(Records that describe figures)
◇ ◇ ◇ ◇
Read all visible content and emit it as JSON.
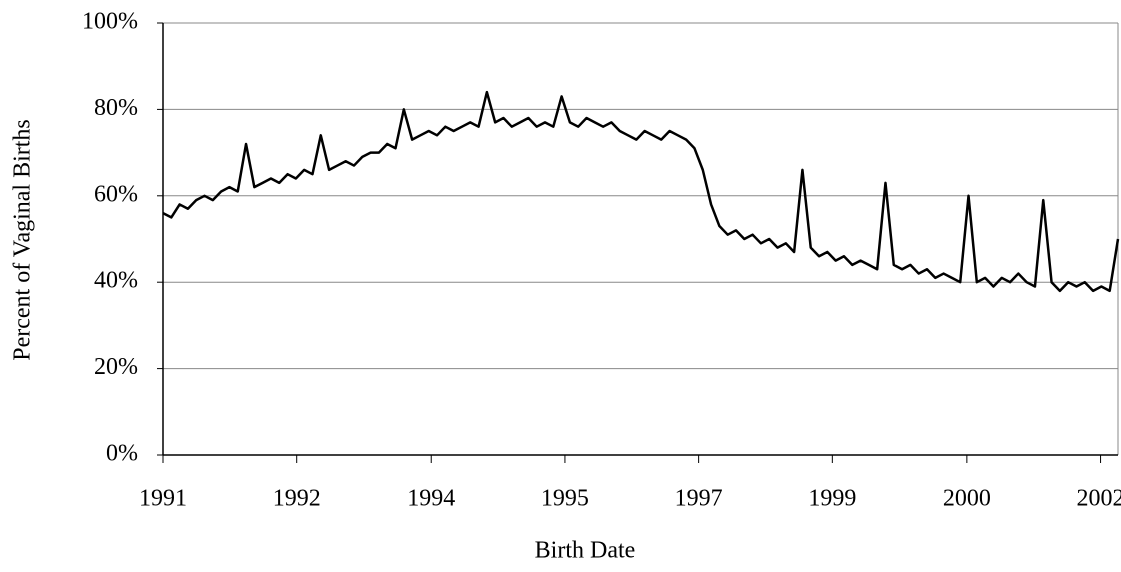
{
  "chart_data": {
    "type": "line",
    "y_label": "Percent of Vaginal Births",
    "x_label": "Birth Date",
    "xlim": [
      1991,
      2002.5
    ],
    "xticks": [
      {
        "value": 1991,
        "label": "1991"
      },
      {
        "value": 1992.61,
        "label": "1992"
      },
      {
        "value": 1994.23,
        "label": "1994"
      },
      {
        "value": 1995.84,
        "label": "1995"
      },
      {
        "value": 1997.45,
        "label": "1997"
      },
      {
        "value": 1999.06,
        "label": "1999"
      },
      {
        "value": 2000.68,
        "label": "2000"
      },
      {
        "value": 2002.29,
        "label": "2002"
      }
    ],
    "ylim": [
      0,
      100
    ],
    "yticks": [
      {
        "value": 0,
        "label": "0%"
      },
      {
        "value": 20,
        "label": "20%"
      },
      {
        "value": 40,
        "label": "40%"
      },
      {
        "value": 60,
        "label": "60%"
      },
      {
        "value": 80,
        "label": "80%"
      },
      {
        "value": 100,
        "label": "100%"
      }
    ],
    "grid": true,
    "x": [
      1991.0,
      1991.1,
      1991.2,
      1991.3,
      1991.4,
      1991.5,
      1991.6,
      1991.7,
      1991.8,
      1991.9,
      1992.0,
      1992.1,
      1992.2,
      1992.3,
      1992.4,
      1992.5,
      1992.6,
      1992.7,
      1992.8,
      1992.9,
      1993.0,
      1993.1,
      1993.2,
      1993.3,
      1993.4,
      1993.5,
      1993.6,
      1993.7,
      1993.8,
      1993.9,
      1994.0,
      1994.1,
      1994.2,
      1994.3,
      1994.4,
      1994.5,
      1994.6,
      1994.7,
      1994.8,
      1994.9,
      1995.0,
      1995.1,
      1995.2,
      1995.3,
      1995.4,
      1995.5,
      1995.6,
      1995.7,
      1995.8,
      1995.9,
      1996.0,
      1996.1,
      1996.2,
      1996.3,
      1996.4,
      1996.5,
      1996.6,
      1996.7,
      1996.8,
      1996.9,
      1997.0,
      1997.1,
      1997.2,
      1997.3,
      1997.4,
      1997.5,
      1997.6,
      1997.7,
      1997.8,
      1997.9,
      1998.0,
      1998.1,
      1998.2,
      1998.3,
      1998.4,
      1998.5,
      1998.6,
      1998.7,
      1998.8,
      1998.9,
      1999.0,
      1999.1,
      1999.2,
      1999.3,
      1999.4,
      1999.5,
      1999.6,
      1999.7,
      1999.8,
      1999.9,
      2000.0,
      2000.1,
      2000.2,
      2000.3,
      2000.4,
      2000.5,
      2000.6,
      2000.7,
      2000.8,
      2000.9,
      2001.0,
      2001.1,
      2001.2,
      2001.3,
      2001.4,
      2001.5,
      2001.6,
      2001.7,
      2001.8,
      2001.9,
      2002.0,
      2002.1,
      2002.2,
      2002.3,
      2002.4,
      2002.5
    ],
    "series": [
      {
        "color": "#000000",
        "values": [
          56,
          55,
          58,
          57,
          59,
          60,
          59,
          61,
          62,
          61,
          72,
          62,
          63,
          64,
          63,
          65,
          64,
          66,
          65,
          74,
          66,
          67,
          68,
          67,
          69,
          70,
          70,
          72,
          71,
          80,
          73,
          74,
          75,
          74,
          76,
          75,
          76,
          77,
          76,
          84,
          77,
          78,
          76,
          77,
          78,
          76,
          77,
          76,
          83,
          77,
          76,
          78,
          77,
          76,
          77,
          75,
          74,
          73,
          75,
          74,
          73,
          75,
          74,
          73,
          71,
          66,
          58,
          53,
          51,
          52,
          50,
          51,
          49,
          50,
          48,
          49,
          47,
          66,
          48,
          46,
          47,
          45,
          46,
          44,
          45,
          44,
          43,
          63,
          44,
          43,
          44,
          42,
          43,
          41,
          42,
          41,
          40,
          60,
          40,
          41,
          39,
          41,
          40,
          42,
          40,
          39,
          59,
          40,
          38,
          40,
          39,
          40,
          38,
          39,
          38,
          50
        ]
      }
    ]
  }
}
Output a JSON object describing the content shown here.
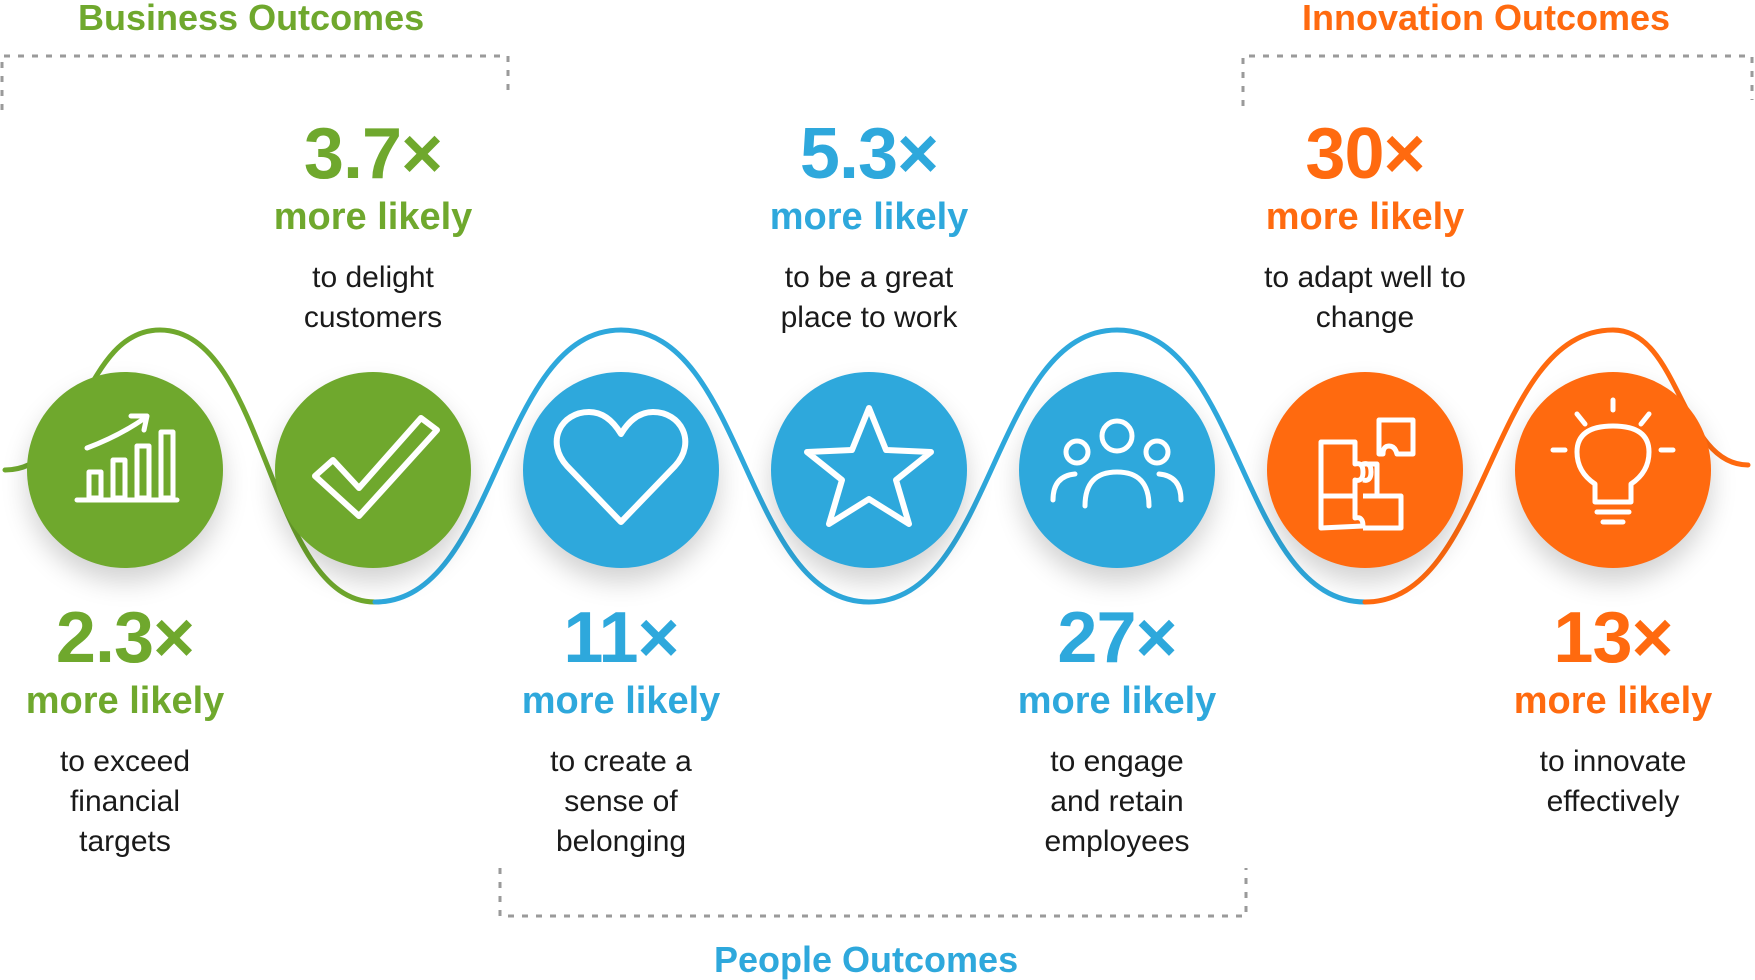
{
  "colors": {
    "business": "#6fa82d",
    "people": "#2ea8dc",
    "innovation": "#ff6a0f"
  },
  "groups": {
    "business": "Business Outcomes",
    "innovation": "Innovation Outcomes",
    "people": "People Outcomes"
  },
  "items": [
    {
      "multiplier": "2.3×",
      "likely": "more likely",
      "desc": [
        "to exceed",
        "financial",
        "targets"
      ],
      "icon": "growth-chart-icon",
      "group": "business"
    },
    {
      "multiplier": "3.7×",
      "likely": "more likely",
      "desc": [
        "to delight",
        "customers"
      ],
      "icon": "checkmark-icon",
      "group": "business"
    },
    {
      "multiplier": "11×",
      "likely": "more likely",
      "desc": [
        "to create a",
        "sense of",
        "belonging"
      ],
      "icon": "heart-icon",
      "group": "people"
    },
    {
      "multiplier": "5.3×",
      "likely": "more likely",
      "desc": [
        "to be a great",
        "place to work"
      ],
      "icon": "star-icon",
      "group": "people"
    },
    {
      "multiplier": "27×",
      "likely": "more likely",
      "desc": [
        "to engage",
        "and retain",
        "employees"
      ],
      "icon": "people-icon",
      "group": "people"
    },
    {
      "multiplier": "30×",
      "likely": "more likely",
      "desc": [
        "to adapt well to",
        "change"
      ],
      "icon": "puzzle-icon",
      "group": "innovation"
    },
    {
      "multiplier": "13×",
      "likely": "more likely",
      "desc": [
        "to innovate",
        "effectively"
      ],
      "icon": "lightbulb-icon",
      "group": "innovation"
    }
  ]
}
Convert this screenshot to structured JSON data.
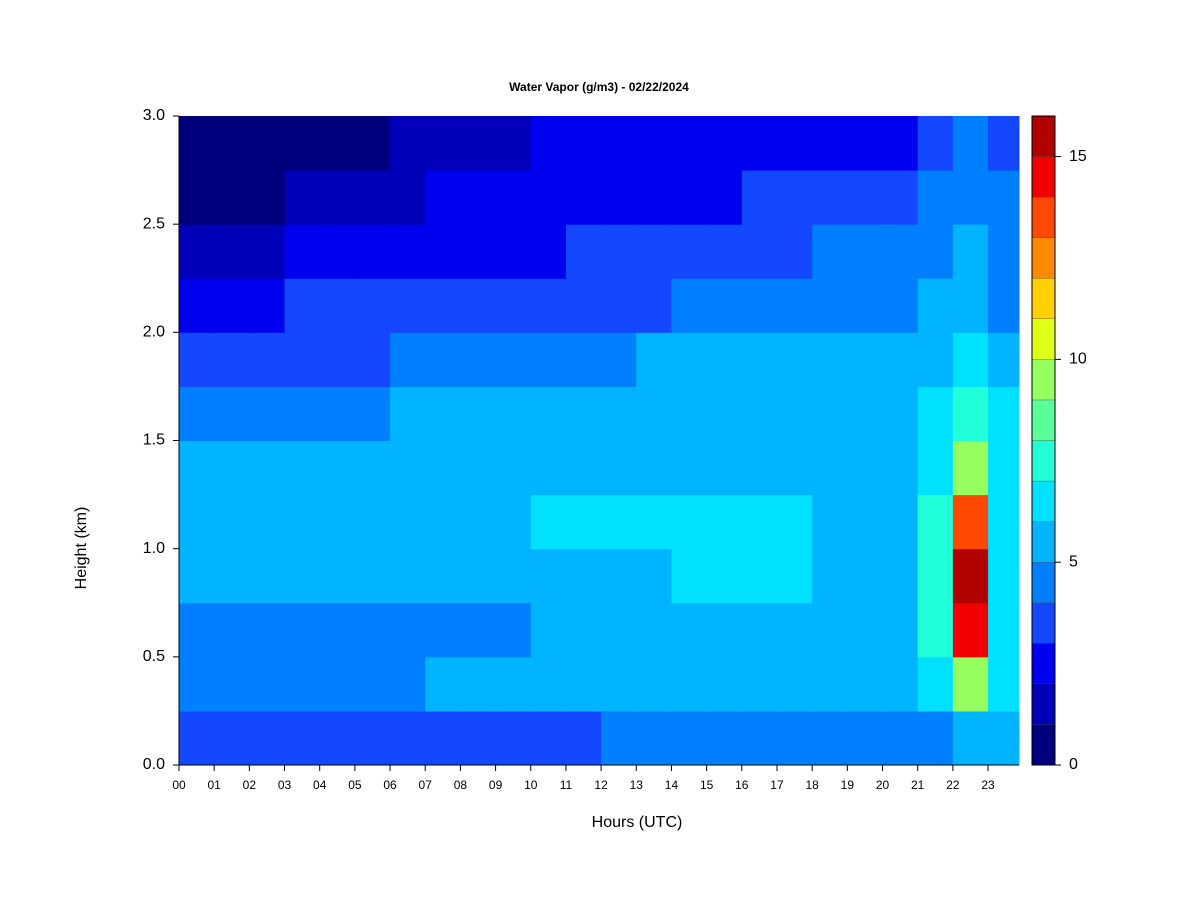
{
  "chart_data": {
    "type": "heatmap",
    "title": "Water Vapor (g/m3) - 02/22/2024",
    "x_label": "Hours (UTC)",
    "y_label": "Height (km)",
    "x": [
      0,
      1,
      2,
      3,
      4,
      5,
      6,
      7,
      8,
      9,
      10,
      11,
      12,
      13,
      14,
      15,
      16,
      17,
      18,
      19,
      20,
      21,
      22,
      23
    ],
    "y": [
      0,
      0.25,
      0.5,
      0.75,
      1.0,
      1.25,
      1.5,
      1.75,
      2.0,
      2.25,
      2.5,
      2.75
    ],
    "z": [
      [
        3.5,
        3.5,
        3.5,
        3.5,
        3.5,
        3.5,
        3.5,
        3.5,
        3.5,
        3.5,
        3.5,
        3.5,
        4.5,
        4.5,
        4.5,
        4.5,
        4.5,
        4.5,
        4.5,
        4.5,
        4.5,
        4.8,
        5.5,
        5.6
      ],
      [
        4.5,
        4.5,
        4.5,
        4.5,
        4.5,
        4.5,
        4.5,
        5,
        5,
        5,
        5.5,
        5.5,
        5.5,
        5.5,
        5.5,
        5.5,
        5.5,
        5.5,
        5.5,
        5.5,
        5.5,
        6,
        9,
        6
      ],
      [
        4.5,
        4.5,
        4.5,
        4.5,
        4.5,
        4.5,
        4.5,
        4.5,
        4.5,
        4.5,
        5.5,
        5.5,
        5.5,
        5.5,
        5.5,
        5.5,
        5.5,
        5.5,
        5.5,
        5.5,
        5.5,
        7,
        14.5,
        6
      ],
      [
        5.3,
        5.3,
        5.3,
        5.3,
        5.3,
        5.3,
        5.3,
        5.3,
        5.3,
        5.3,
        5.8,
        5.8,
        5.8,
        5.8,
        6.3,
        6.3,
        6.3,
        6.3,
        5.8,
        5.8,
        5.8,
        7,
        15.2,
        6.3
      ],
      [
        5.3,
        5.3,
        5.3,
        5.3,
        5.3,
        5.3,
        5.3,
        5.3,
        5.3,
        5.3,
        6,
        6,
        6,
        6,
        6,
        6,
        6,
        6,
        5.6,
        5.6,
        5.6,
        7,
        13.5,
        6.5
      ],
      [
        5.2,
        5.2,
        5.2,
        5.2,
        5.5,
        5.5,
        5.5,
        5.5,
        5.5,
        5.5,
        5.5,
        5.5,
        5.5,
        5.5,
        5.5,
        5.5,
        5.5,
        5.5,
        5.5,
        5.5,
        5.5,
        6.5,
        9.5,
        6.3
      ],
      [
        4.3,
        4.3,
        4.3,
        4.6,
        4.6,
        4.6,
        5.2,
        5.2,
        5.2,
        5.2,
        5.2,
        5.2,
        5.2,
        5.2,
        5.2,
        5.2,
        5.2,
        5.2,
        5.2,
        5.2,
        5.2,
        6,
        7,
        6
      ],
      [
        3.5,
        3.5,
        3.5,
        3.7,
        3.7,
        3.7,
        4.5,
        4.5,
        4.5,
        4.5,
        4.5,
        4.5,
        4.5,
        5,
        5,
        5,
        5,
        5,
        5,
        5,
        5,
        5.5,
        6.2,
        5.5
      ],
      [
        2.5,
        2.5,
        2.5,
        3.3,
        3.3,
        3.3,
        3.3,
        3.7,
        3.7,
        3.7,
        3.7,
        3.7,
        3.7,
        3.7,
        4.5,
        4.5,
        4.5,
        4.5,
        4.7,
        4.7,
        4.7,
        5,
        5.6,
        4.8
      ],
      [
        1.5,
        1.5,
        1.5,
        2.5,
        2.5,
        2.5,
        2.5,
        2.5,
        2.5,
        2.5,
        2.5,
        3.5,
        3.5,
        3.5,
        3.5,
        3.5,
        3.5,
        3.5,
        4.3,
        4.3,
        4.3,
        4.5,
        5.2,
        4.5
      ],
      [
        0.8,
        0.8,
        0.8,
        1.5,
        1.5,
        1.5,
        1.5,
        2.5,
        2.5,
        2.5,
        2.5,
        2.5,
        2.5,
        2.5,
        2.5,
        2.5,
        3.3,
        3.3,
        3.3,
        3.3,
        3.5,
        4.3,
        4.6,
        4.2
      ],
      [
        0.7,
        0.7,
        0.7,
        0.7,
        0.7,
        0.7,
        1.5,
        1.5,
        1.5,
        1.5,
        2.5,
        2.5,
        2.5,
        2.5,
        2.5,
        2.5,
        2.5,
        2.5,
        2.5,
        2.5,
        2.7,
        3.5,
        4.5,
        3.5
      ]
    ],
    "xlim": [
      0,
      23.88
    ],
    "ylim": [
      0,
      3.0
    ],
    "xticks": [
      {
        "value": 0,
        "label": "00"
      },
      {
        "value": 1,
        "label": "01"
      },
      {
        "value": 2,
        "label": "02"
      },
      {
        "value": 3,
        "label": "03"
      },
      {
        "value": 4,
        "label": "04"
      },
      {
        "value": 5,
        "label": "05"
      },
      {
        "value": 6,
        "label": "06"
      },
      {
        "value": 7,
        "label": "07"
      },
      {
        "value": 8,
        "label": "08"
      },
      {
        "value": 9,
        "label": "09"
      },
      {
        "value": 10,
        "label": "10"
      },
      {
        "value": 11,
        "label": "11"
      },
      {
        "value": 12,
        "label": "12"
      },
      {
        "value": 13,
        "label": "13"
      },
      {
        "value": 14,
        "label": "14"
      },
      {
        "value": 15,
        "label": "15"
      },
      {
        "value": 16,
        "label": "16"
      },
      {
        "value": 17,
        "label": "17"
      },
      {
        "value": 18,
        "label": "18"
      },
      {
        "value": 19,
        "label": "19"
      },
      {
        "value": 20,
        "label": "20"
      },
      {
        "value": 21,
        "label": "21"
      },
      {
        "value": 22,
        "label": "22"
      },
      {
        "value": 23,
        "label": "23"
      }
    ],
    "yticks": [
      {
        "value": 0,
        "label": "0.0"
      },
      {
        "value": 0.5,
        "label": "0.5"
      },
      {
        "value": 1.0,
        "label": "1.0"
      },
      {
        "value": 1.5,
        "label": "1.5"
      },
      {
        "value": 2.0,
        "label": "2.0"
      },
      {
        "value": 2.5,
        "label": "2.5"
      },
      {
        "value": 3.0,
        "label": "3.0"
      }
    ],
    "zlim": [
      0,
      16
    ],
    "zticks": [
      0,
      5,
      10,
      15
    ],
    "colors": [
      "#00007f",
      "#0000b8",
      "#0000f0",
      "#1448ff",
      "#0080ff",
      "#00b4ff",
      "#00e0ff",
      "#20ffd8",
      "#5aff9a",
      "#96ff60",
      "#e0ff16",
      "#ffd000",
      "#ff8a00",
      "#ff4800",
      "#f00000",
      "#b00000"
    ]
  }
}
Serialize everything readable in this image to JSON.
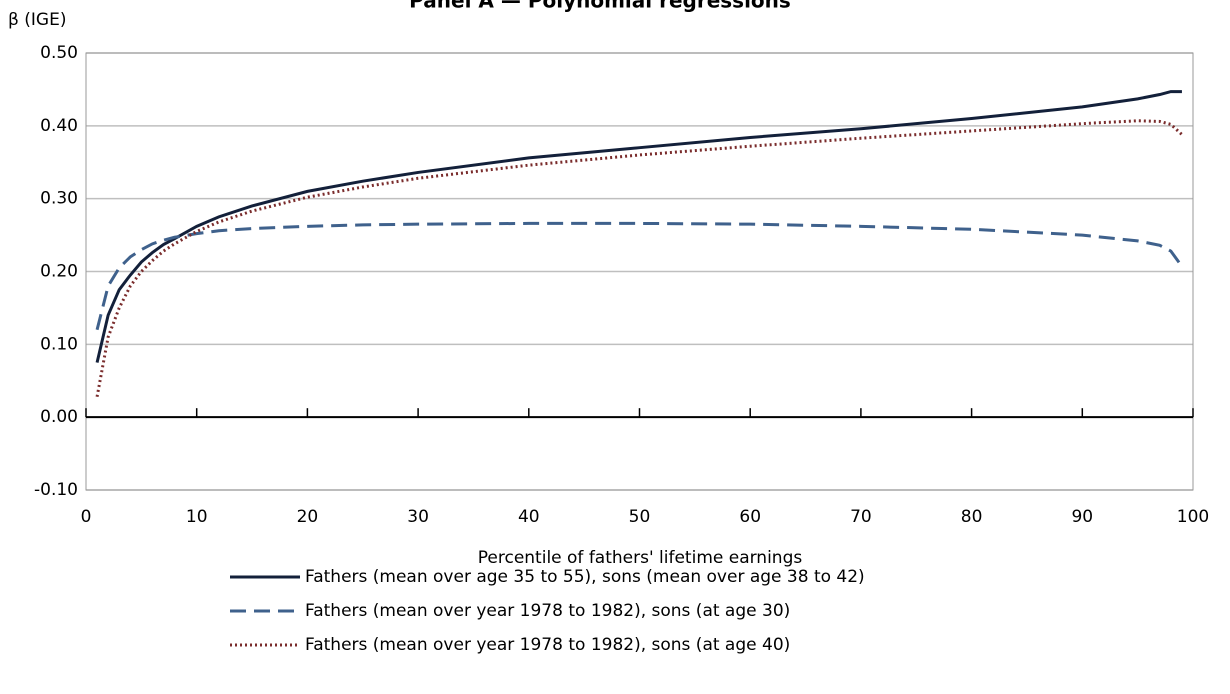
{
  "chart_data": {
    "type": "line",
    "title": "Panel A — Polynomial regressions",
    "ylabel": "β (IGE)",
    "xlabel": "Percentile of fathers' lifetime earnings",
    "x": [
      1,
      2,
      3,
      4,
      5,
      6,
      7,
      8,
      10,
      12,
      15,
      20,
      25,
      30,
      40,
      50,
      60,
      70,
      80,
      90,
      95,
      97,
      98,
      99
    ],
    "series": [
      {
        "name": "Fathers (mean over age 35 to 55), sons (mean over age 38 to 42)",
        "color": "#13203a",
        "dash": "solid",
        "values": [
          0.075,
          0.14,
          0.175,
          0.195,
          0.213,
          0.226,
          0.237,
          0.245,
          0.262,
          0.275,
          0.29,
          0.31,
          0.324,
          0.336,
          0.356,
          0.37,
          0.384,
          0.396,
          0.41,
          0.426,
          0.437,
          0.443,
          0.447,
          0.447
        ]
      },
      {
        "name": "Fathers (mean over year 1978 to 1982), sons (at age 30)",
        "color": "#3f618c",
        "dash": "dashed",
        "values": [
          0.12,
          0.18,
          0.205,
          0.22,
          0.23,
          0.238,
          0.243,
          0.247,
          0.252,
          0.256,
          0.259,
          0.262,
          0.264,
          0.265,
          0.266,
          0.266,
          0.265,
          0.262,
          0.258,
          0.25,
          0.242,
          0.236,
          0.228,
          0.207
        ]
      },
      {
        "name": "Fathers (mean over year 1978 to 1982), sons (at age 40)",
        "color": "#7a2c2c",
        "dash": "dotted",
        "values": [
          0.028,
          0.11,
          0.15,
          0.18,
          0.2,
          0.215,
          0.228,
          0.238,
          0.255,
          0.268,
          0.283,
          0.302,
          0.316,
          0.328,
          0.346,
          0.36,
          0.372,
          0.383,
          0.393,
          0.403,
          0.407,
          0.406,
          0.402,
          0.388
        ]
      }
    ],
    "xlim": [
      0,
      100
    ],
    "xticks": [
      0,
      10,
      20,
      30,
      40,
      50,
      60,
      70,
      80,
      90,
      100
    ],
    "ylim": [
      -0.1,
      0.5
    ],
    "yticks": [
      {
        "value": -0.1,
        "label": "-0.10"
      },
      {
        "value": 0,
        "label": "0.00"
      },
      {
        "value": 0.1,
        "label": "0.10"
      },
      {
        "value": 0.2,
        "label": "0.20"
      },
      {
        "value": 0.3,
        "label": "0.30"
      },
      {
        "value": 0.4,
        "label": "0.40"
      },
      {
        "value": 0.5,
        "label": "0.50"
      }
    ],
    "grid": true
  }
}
◇ ◇ ◇ ◇
== Exercise prompt ==
How many lines of the listing above include the word "icon"? Reply with the number alone.

== Written solution ==
7